____ ROWS
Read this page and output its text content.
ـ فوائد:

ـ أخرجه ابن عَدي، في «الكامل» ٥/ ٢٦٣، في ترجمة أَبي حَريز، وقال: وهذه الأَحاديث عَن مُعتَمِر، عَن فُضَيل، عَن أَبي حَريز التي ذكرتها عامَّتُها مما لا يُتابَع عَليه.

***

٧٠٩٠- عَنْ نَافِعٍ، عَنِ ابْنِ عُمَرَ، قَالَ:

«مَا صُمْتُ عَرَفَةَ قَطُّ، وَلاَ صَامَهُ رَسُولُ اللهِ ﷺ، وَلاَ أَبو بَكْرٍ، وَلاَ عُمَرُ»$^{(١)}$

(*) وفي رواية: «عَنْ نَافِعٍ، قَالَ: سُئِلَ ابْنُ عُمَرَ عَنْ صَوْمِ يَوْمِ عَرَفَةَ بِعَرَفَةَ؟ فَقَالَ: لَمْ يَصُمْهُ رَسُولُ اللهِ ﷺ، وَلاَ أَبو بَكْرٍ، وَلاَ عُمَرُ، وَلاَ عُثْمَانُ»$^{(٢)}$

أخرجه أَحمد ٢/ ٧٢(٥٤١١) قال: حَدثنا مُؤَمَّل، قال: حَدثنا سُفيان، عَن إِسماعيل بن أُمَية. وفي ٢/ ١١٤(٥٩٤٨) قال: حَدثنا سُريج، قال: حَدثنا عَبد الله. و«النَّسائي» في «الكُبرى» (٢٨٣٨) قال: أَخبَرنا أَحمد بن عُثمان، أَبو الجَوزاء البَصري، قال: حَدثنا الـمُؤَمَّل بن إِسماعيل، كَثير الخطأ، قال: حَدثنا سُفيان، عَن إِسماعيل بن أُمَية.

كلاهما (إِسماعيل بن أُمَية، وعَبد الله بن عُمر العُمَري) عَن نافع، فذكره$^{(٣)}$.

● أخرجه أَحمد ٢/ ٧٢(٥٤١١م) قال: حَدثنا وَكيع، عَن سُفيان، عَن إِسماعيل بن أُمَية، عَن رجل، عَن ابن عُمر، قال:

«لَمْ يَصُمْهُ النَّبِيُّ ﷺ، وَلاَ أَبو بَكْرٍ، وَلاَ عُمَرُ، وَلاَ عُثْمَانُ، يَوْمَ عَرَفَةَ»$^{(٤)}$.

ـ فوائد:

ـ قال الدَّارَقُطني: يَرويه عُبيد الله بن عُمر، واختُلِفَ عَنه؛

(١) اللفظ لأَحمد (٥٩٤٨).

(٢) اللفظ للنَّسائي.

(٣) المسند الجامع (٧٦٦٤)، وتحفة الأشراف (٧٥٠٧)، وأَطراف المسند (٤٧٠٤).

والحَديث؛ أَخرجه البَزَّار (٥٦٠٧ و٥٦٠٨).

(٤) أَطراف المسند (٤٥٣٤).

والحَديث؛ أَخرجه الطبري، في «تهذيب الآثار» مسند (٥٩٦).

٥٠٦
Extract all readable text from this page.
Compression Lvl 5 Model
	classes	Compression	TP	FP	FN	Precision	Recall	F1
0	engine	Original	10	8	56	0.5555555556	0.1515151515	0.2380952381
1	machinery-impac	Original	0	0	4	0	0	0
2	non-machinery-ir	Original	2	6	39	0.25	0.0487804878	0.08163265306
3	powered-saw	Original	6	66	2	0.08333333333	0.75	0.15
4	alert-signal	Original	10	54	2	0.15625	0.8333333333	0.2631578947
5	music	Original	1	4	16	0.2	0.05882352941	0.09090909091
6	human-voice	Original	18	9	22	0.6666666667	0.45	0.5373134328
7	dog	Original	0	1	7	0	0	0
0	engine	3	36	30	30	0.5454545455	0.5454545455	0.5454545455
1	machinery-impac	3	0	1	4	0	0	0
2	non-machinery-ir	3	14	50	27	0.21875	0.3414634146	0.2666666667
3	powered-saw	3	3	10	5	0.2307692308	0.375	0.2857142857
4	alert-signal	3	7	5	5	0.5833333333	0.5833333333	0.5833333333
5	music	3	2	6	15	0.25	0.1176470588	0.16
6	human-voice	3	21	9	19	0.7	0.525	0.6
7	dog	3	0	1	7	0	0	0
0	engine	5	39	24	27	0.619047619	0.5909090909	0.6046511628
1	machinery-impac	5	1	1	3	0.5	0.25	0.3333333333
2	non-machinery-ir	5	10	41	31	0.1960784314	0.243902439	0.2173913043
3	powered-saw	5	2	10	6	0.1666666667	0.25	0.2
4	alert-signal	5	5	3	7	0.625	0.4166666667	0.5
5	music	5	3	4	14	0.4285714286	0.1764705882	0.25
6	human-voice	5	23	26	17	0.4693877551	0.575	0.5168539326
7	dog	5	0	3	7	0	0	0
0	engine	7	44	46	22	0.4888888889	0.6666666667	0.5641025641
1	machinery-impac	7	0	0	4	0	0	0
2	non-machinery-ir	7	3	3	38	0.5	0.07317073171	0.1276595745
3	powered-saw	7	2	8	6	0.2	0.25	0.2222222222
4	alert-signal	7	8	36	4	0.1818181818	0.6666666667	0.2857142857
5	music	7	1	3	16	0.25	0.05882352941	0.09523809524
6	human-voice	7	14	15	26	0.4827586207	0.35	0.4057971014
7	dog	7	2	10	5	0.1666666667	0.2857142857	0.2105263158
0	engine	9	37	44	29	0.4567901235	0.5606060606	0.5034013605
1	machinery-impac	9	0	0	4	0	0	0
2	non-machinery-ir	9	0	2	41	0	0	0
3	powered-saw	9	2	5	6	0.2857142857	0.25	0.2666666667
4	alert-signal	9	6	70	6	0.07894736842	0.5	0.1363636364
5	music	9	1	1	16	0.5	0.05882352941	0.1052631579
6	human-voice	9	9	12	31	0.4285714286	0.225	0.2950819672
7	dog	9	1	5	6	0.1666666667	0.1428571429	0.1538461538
________
Copy each line in the data that holds the word "دثنا".

أخرجه أَحمد ٢/ ٧٢(٥٤١١) قال: حَدثنا مُؤَمَّل، قال: حَدثنا سُفيان، عَن إِسماعيل بن أُمَية. وفي ٢/ ١١٤(٥٩٤٨) قال: حَدثنا سُريج، قال: حَدثنا عَبد الله. و«النَّسائي» في «الكُبرى» (٢٨٣٨) قال: أَخبَرنا أَحمد بن عُثمان، أَبو الجَوزاء البَصري، قال: حَدثنا الـمُؤَمَّل بن إِسماعيل، كَثير الخطأ، قال: حَدثنا سُفيان، عَن إِسماعيل بن أُمَية.
● أخرجه أَحمد ٢/ ٧٢(٥٤١١م) قال: حَدثنا وَكيع، عَن سُفيان، عَن إِسماعيل بن أُمَية، عَن رجل، عَن ابن عُمر، قال:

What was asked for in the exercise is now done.